## Data extract
═══

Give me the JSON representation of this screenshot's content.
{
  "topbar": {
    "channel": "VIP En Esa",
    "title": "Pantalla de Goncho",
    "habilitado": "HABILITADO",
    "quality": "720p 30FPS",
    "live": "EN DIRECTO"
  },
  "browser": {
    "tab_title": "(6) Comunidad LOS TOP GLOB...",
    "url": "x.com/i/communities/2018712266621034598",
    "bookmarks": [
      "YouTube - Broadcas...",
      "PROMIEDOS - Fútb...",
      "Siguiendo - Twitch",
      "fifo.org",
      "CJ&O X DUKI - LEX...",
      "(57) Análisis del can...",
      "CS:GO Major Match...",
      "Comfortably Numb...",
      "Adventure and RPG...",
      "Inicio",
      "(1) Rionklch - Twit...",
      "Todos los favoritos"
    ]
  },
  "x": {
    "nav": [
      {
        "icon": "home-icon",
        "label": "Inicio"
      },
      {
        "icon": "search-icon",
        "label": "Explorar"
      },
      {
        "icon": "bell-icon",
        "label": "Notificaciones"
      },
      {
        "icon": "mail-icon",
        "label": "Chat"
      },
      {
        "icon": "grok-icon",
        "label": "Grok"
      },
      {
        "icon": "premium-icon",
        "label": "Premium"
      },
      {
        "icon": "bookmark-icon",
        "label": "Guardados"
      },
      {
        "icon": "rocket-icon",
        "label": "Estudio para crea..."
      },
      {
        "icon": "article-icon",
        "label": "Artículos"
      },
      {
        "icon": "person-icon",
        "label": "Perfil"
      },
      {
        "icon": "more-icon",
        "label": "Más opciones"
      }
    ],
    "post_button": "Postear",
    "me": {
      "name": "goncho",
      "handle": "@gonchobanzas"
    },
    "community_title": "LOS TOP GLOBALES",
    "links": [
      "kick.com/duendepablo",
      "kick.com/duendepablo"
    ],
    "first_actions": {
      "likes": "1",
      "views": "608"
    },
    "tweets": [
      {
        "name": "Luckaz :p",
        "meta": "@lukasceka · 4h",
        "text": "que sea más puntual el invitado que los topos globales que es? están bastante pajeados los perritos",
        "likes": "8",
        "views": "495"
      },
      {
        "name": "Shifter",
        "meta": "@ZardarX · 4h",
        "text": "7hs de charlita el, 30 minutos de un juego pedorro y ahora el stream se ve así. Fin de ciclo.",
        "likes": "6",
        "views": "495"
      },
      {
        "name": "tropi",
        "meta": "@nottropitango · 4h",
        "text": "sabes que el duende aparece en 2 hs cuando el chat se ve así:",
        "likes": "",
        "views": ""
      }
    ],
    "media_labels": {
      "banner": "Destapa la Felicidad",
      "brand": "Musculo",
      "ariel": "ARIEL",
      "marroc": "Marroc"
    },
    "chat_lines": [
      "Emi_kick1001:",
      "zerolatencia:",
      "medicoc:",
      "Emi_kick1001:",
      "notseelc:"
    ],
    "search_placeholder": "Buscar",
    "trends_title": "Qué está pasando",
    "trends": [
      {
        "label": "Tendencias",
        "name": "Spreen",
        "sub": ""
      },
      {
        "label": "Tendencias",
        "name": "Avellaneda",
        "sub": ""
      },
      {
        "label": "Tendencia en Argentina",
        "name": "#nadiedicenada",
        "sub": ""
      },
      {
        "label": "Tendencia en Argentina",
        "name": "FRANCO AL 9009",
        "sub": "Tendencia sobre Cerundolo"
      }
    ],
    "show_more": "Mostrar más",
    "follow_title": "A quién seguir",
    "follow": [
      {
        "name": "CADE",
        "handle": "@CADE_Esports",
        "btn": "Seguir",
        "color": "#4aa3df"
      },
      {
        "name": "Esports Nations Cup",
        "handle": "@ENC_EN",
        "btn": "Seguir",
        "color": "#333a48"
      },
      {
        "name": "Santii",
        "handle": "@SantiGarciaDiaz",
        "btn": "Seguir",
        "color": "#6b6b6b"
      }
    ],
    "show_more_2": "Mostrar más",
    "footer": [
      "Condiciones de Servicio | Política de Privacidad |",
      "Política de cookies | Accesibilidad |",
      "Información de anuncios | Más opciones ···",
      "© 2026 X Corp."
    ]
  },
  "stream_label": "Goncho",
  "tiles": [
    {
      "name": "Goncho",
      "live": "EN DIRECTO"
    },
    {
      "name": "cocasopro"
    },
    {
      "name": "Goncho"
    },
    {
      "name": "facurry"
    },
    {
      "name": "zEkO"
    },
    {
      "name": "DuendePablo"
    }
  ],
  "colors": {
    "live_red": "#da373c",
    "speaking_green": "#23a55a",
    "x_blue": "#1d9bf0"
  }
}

═══

## What is needed
Repeat every entry exactly, please.

## Result
Give me the JSON representation of this screenshot's content.
{
  "topbar": {
    "channel": "VIP En Esa",
    "title": "Pantalla de Goncho",
    "habilitado": "HABILITADO",
    "quality": "720p 30FPS",
    "live": "EN DIRECTO"
  },
  "browser": {
    "tab_title": "(6) Comunidad LOS TOP GLOB...",
    "url": "x.com/i/communities/2018712266621034598",
    "bookmarks": [
      "YouTube - Broadcas...",
      "PROMIEDOS - Fútb...",
      "Siguiendo - Twitch",
      "fifo.org",
      "CJ&O X DUKI - LEX...",
      "(57) Análisis del can...",
      "CS:GO Major Match...",
      "Comfortably Numb...",
      "Adventure and RPG...",
      "Inicio",
      "(1) Rionklch - Twit...",
      "Todos los favoritos"
    ]
  },
  "x": {
    "nav": [
      {
        "icon": "home-icon",
        "label": "Inicio"
      },
      {
        "icon": "search-icon",
        "label": "Explorar"
      },
      {
        "icon": "bell-icon",
        "label": "Notificaciones"
      },
      {
        "icon": "mail-icon",
        "label": "Chat"
      },
      {
        "icon": "grok-icon",
        "label": "Grok"
      },
      {
        "icon": "premium-icon",
        "label": "Premium"
      },
      {
        "icon": "bookmark-icon",
        "label": "Guardados"
      },
      {
        "icon": "rocket-icon",
        "label": "Estudio para crea..."
      },
      {
        "icon": "article-icon",
        "label": "Artículos"
      },
      {
        "icon": "person-icon",
        "label": "Perfil"
      },
      {
        "icon": "more-icon",
        "label": "Más opciones"
      }
    ],
    "post_button": "Postear",
    "me": {
      "name": "goncho",
      "handle": "@gonchobanzas"
    },
    "community_title": "LOS TOP GLOBALES",
    "links": [
      "kick.com/duendepablo",
      "kick.com/duendepablo"
    ],
    "first_actions": {
      "likes": "1",
      "views": "608"
    },
    "tweets": [
      {
        "name": "Luckaz :p",
        "meta": "@lukasceka · 4h",
        "text": "que sea más puntual el invitado que los topos globales que es? están bastante pajeados los perritos",
        "likes": "8",
        "views": "495"
      },
      {
        "name": "Shifter",
        "meta": "@ZardarX · 4h",
        "text": "7hs de charlita el, 30 minutos de un juego pedorro y ahora el stream se ve así. Fin de ciclo.",
        "likes": "6",
        "views": "495"
      },
      {
        "name": "tropi",
        "meta": "@nottropitango · 4h",
        "text": "sabes que el duende aparece en 2 hs cuando el chat se ve así:",
        "likes": "",
        "views": ""
      }
    ],
    "media_labels": {
      "banner": "Destapa la Felicidad",
      "brand": "Musculo",
      "ariel": "ARIEL",
      "marroc": "Marroc"
    },
    "chat_lines": [
      "Emi_kick1001:",
      "zerolatencia:",
      "medicoc:",
      "Emi_kick1001:",
      "notseelc:"
    ],
    "search_placeholder": "Buscar",
    "trends_title": "Qué está pasando",
    "trends": [
      {
        "label": "Tendencias",
        "name": "Spreen",
        "sub": ""
      },
      {
        "label": "Tendencias",
        "name": "Avellaneda",
        "sub": ""
      },
      {
        "label": "Tendencia en Argentina",
        "name": "#nadiedicenada",
        "sub": ""
      },
      {
        "label": "Tendencia en Argentina",
        "name": "FRANCO AL 9009",
        "sub": "Tendencia sobre Cerundolo"
      }
    ],
    "show_more": "Mostrar más",
    "follow_title": "A quién seguir",
    "follow": [
      {
        "name": "CADE",
        "handle": "@CADE_Esports",
        "btn": "Seguir",
        "color": "#4aa3df"
      },
      {
        "name": "Esports Nations Cup",
        "handle": "@ENC_EN",
        "btn": "Seguir",
        "color": "#333a48"
      },
      {
        "name": "Santii",
        "handle": "@SantiGarciaDiaz",
        "btn": "Seguir",
        "color": "#6b6b6b"
      }
    ],
    "show_more_2": "Mostrar más",
    "footer": [
      "Condiciones de Servicio | Política de Privacidad |",
      "Política de cookies | Accesibilidad |",
      "Información de anuncios | Más opciones ···",
      "© 2026 X Corp."
    ]
  },
  "stream_label": "Goncho",
  "tiles": [
    {
      "name": "Goncho",
      "live": "EN DIRECTO"
    },
    {
      "name": "cocasopro"
    },
    {
      "name": "Goncho"
    },
    {
      "name": "facurry"
    },
    {
      "name": "zEkO"
    },
    {
      "name": "DuendePablo"
    }
  ],
  "colors": {
    "live_red": "#da373c",
    "speaking_green": "#23a55a",
    "x_blue": "#1d9bf0"
  }
}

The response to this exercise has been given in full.